— Testo di lettura —
L’EDITORIALE – POSSIBILI EFFETTI PRATICI DELLA DISTRUZIONE DELLA FAMIGLIA E DELLA CANCELLAZIONE DEL COGNOME PATERNO (di Matteo Fais)
La dimensione simbolica del discorso è importante, ma non è certo la sola. Prendiamo il concetto di famiglia tradizionale e quello di trasmissione del cognome paterno – concetti che da lungo tempo la Sinistra sta cercando di far venire meno, riportando anche notevoli successi, come riconosciuto dalla Consulta, secondo cui “Il sistema del cognome paterno ai figli è retaggio di una concezione patriarcale della famiglia”.

— Cose da fare —
1 - Formatta come elenco numerato le righe del materiale estratto, a partire da quella che contiene "snooze-button[interactable] [622,145,666,189]" e fino a quella che contiene "message-body: Web Design", entrambe comprese, tralasciando le righe vuote.
2 - Riprendi l'editoriale sulla famiglia tradizionale e sul cognome paterno dal punto in cui termina.

— Materiale estratto —
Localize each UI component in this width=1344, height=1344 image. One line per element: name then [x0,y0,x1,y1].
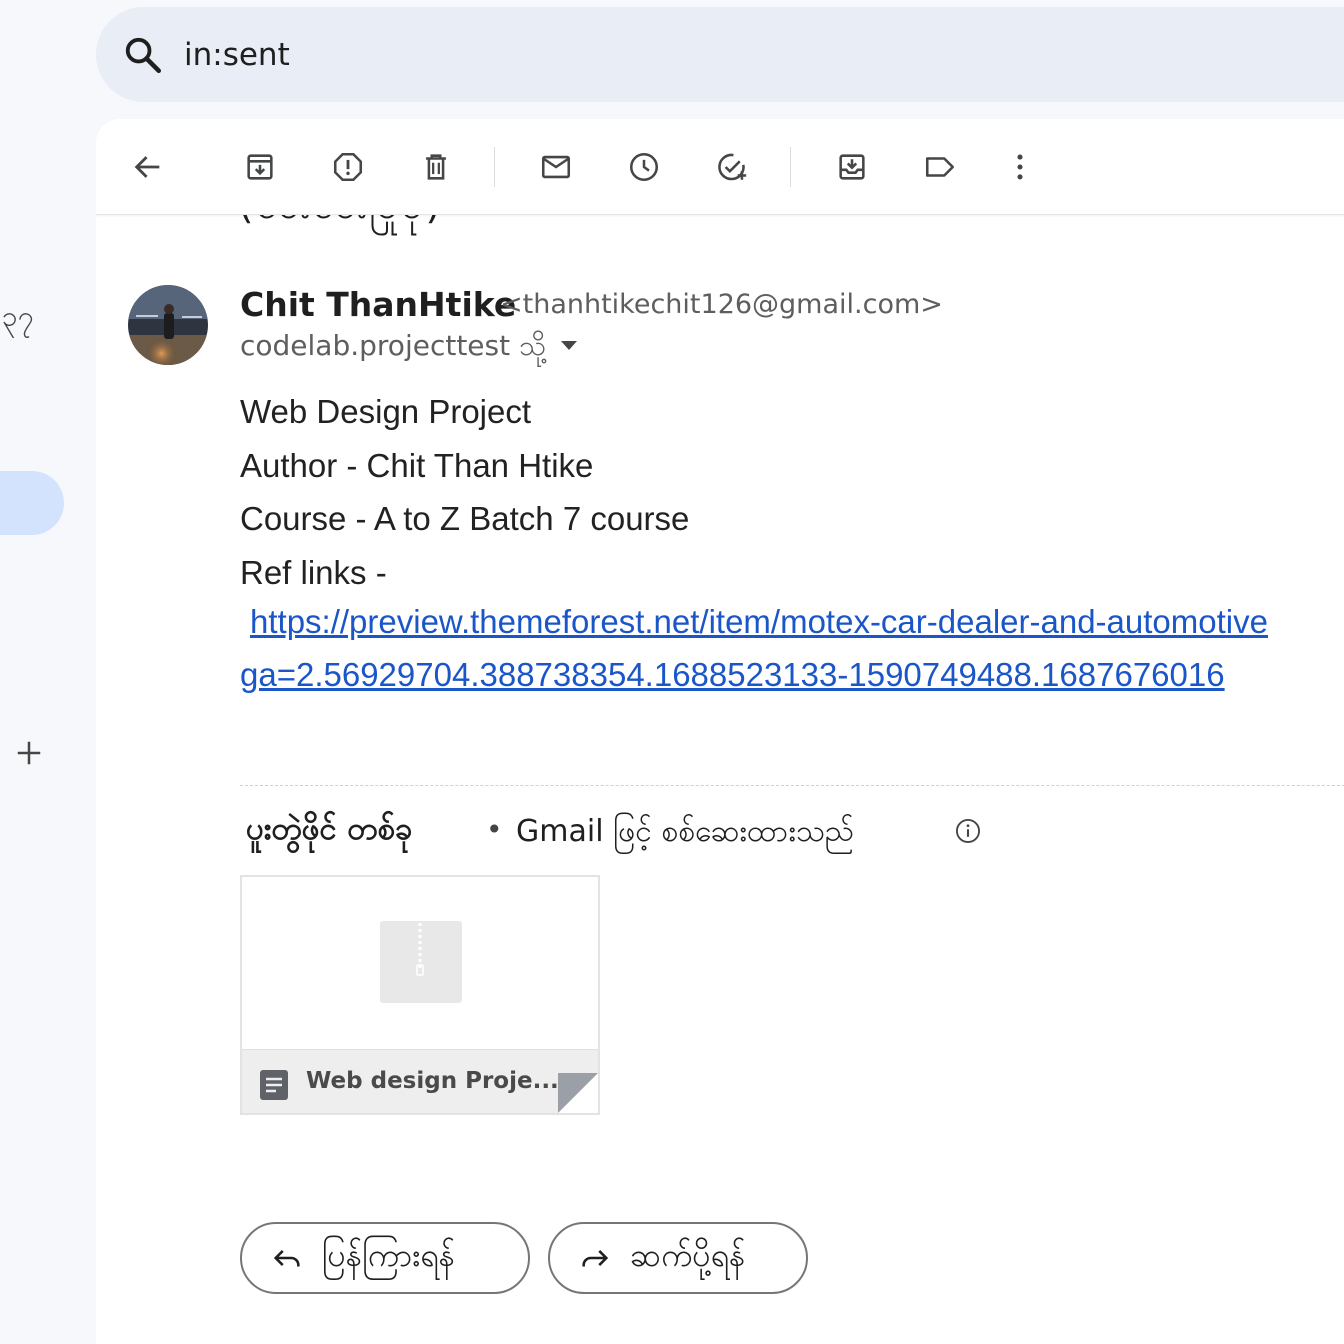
snooze-button[interactable] [622,145,666,189]
forward-button[interactable]: ဆက်ပို့ရန် [548,1222,808,1294]
reply-label: ပြန်ကြားရန် [322,1236,456,1274]
back-button[interactable] [126,145,170,189]
plus-icon[interactable] [14,738,44,768]
ref-link[interactable]: https://preview.themeforest.net/item/mot… [250,603,1268,641]
forward-label: ဆက်ပို့ရန် [630,1236,746,1274]
more-options-button[interactable] [998,145,1042,189]
sidebar-count: ၃၇ [2,300,34,333]
clock-icon [629,152,659,182]
report-spam-button[interactable] [326,145,370,189]
search-icon[interactable] [122,34,164,76]
add-to-tasks-button[interactable] [710,145,754,189]
attachment-footer: Web design Proje... [242,1049,598,1113]
scan-note: Gmail ဖြင့် စစ်ဆေးထားသည် [516,814,854,849]
label-icon [925,157,955,177]
archive-button[interactable] [238,145,282,189]
reply-icon [273,1250,300,1267]
body-line: Web Design Project [240,393,532,430]
arrow-back-icon [134,156,160,178]
message-body: Web Design Project Author - Chit Than Ht… [240,385,689,599]
delete-button[interactable] [414,145,458,189]
mail-icon [541,155,571,179]
attachment-name: Web design Proje... [306,1068,559,1094]
task-add-icon [718,153,747,181]
info-icon[interactable] [954,817,982,845]
sender-name[interactable]: Chit ThanHtike [240,285,516,324]
body-line: Ref links - [240,553,387,591]
avatar[interactable] [128,285,208,365]
avatar-photo [128,285,208,365]
attachments-title: ပူးတွဲဖိုင် တစ်ခု [246,811,413,847]
attachment-card[interactable]: Web design Proje... [240,875,600,1115]
page-fold-corner [558,1073,598,1113]
move-to-inbox-icon [839,154,865,180]
toolbar-separator [494,147,495,187]
body-line: Author - Chit Than Htike [240,446,594,484]
message-pane: (ပေးပေးပြုပုံ) Chit ThanHtike <thanhtike… [96,119,1344,1344]
labels-button[interactable] [918,145,962,189]
sidebar-active-item[interactable] [0,471,64,535]
move-to-button[interactable] [830,145,874,189]
ref-link-continued[interactable]: ga=2.56929704.388738354.1688523133-15907… [240,656,1225,694]
mark-unread-button[interactable] [534,145,578,189]
sender-email: <thanhtikechit126@gmail.com> [500,289,943,320]
document-icon [260,1070,288,1100]
recipient-line: codelab.projecttest သို့ [240,329,547,362]
toolbar-separator [790,147,791,187]
separator-dot: • [486,813,503,846]
more-vert-icon [1017,154,1023,180]
attachments-divider [240,785,1344,786]
zip-file-icon [380,921,462,1003]
archive-icon [247,154,273,180]
reply-button[interactable]: ပြန်ကြားရန် [240,1222,530,1294]
body-line: Course - A to Z Batch 7 course [240,500,690,537]
message-toolbar [96,119,1344,215]
search-input[interactable]: in:sent [184,36,290,74]
chevron-down-icon[interactable] [558,337,580,353]
forward-icon [582,1250,609,1267]
spam-icon [333,152,363,182]
trash-icon [426,154,446,180]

— Le risposte —
1 -
1. snooze-button[interactable] [622,145,666,189]
2. forward-button[interactable]: ဆက်ပို့ရန် [548,1222,808,1294]
3. reply-label: ပြန်ကြားရန် [322,1236,456,1274]
4. back-button[interactable] [126,145,170,189]
5. plus-icon[interactable] [14,738,44,768]
6. ref-link[interactable]: https://preview.themeforest.net/item/mot… [250,603,1268,641]
7. forward-label: ဆက်ပို့ရန် [630,1236,746,1274]
8. more-options-button[interactable] [998,145,1042,189]
9. sidebar-count: ၃၇ [2,300,34,333]
10. clock-icon [629,152,659,182]
11. report-spam-button[interactable] [326,145,370,189]
12. search-icon[interactable] [122,34,164,76]
13. add-to-tasks-button[interactable] [710,145,754,189]
14. attachment-footer: Web design Proje... [242,1049,598,1113]
15. scan-note: Gmail ဖြင့် စစ်ဆေးထားသည် [516,814,854,849]
16. label-icon [925,157,955,177]
17. archive-button[interactable] [238,145,282,189]
18. reply-icon [273,1250,300,1267]
19. body-line: Web Design Project [240,393,532,430]
20. arrow-back-icon [134,156,160,178]
21. message-body: Web Design Project Author - Chit Than Ht… [240,385,689,599]

2 -
Il problema è che l’unione tra un uomo e una donna, sul piano legale, non è solo un vezzo romantico. Nel legarsi, una coppia si unisce a livello umano ma anche contrattuale – non è il massimo da dire, ma è così. Marito e moglie non sono assimilabili a una coppietta di fidanzatini. Hanno dei doveri l’uno nei confronti dell’altra e verso i figli, qualora questi dovessero sopraggiungere. E, a loro volta, in qualità di generati, i figli acquisiscono diritti e doveri nei confronti dei genitori. È per questo che si eredita ed è per questo che, fino al conseguimento della maggiore età, si deve stare sotto la loro egida, volenti o nolenti. Similmente, è forte di quel contratto stipulato con un uomo che la moglie, se non indipendente economicamente, o con un reddito inferiore al marito, può chiedere la reversibilità o un’integrazione.
È anche per tutta questa serie di motivi, oltre che per la sua valenza simbolica, che il matrimonio ha un peso non indifferente in società, qualcosa che va ben oltre la fedeltà coniugale, le corna, i dispetti e i dissapori. Infatti, viene il dubbio che la volontà che anima i contestatori di questa istituzione non sia volta unicamente ad arrecare uno sfregio morale ai bigotti.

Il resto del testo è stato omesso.